SET TASK:
Collect each line holding the string "name".

GIVEN DATA:
****

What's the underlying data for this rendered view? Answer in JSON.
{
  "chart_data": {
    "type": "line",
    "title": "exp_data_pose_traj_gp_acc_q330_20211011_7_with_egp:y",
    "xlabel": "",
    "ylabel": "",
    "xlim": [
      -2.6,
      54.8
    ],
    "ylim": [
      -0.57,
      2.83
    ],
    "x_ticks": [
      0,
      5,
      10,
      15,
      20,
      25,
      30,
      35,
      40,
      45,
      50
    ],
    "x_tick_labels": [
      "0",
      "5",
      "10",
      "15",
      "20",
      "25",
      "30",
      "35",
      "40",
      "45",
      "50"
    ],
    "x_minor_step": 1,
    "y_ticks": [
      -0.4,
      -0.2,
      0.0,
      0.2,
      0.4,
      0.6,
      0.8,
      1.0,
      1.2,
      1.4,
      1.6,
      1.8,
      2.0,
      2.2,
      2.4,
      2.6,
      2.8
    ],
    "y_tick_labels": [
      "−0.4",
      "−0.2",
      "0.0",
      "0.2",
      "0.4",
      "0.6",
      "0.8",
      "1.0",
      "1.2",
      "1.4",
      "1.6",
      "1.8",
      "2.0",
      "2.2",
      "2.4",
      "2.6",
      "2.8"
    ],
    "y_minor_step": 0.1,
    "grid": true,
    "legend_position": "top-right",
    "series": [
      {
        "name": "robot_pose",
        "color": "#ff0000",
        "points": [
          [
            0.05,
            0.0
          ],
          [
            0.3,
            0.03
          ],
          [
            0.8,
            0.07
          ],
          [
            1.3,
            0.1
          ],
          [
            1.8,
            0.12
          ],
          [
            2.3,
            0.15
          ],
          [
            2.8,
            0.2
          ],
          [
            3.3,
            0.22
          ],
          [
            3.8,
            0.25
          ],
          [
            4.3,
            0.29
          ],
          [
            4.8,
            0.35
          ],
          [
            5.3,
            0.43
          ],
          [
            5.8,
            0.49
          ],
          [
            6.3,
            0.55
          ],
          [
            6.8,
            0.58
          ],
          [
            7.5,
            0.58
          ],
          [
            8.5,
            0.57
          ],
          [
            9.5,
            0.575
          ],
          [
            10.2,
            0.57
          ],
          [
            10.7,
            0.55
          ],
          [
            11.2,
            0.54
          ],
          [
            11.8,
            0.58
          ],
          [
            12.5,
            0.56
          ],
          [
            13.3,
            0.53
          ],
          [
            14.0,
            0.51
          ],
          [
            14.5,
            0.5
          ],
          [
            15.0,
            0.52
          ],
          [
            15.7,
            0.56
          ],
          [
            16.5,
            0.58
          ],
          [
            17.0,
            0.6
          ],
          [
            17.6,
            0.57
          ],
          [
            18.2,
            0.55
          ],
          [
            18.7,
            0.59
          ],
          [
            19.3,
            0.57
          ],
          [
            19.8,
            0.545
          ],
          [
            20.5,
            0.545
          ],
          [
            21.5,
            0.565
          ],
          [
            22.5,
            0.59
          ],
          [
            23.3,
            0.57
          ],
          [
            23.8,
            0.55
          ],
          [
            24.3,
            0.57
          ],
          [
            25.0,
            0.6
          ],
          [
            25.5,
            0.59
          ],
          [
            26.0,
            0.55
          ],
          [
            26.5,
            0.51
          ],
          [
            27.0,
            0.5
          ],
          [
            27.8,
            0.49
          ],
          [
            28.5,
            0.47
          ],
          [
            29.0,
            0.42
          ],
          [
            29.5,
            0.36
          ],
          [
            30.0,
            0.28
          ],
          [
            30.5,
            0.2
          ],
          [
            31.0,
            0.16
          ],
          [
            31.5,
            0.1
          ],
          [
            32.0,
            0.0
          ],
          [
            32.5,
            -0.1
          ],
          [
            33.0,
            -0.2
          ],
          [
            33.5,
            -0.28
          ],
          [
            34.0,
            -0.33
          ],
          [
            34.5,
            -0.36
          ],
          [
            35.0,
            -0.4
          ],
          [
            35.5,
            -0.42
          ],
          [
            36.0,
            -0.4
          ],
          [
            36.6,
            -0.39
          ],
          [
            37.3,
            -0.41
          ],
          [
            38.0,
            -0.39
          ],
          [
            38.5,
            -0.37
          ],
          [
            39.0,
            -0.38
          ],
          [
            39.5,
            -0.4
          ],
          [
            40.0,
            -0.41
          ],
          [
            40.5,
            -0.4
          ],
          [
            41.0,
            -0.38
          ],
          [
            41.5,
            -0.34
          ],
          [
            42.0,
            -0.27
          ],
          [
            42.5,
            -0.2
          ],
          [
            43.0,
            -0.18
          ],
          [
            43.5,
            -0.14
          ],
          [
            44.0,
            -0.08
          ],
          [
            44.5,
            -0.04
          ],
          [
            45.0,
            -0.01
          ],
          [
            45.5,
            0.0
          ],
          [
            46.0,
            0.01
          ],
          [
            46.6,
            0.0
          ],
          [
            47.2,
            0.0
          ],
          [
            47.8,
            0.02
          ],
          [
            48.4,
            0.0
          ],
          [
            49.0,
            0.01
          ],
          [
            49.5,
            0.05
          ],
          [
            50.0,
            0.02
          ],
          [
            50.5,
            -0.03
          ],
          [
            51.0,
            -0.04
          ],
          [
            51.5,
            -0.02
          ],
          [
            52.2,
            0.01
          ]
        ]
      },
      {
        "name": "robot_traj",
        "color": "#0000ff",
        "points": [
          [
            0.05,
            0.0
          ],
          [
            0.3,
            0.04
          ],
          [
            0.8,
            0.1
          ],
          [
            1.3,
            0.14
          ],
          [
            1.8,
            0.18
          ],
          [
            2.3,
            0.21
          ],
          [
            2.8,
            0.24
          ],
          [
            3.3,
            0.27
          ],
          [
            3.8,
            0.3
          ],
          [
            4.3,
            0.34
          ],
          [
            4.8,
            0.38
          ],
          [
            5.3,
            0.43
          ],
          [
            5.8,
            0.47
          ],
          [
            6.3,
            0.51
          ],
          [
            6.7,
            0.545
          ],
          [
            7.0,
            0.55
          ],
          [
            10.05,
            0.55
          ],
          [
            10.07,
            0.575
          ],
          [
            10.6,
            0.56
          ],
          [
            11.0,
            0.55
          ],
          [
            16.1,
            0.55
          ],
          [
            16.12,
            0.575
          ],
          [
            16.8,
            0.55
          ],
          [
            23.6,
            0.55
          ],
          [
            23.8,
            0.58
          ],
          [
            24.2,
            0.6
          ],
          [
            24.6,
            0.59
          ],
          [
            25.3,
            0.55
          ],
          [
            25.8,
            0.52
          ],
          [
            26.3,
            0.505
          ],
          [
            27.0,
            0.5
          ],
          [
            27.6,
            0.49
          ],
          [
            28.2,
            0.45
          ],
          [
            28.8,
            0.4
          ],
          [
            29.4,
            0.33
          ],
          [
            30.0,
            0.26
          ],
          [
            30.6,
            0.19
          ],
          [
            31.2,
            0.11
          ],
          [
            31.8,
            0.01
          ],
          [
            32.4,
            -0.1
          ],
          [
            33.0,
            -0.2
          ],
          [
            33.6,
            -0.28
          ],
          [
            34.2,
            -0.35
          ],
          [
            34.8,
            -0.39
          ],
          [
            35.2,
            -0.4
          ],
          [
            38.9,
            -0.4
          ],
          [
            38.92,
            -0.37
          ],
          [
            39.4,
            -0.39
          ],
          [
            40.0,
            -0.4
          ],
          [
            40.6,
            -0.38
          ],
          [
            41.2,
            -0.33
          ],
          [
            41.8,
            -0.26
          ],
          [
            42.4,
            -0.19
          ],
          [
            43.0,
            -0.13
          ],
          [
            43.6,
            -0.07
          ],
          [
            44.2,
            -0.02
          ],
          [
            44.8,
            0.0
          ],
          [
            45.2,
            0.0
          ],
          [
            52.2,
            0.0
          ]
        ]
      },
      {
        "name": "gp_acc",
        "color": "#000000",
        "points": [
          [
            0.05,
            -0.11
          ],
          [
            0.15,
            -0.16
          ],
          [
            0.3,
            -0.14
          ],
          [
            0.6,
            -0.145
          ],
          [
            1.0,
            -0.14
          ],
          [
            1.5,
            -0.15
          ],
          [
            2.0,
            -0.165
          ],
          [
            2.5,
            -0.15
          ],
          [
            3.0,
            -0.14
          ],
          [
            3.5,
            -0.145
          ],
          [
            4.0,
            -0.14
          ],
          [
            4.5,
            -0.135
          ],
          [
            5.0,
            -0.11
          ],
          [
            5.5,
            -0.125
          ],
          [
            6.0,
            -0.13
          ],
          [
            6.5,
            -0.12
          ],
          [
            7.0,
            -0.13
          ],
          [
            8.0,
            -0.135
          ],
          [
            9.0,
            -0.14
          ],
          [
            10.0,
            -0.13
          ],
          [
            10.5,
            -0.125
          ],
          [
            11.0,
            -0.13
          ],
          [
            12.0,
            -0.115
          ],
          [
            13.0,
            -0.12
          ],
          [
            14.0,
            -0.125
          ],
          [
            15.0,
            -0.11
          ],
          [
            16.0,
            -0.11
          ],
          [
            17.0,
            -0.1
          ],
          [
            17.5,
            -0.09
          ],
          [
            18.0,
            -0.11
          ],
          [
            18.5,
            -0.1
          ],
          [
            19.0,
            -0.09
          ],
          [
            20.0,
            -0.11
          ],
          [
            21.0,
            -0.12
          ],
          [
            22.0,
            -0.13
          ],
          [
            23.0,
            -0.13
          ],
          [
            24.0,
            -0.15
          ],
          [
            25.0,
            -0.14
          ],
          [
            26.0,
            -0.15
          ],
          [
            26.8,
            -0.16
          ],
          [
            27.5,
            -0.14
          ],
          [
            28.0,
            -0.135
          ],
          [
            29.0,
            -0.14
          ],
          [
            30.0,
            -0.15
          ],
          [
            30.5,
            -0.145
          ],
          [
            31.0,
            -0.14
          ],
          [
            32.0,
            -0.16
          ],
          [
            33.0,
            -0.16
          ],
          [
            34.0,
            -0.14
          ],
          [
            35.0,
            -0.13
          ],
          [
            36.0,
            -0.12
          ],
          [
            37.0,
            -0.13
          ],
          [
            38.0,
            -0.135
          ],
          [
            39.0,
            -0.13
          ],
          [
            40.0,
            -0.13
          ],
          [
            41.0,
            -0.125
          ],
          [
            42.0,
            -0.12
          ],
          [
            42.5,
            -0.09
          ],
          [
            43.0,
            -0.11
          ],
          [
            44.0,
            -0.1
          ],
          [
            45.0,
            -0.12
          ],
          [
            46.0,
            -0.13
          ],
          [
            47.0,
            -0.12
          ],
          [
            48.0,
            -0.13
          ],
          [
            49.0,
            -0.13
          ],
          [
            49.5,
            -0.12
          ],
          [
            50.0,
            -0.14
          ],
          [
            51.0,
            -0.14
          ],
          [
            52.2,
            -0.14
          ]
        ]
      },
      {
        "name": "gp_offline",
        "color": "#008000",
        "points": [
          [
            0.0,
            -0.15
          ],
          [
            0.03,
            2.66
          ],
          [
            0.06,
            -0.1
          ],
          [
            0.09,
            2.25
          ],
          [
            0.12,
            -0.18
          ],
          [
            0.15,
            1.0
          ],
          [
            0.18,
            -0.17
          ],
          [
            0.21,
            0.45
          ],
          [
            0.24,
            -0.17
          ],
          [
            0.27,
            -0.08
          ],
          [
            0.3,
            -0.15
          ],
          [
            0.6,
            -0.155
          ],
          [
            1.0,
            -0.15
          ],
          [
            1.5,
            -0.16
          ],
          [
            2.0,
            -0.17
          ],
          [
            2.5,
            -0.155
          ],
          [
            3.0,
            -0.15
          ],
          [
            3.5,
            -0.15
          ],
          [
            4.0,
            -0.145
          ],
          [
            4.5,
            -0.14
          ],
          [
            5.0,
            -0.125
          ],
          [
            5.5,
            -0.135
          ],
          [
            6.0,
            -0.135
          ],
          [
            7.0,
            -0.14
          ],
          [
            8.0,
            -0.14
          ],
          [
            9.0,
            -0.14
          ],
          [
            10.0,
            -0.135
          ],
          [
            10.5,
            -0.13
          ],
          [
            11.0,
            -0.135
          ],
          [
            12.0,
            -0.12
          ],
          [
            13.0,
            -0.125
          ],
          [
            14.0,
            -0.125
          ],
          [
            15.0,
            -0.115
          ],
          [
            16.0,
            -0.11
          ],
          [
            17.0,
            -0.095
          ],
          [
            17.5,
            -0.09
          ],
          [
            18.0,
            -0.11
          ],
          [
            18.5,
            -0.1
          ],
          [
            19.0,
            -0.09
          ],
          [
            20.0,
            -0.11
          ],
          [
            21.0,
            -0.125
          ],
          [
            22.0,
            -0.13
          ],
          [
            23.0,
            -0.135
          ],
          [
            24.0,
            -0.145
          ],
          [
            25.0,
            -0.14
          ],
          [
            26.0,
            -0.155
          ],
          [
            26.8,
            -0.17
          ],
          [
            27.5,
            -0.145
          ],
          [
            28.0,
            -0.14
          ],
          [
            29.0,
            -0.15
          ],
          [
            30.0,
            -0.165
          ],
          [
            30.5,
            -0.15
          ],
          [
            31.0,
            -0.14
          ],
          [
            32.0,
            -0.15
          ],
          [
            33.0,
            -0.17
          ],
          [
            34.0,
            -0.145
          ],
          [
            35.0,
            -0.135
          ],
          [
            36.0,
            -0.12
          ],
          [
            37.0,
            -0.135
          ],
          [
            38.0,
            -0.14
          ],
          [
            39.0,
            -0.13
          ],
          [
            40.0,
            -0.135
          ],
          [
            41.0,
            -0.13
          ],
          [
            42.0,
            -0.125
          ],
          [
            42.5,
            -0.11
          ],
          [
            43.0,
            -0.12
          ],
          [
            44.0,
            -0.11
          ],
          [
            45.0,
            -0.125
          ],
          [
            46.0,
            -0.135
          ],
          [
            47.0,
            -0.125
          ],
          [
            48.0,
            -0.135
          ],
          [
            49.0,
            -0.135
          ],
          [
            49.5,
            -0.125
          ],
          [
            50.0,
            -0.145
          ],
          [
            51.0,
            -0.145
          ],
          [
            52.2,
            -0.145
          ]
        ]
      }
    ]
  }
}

****

RESPONSE TO THE TASK:
        "name": "robot_pose",
        "name": "robot_traj",
        "name": "gp_acc",
        "name": "gp_offline",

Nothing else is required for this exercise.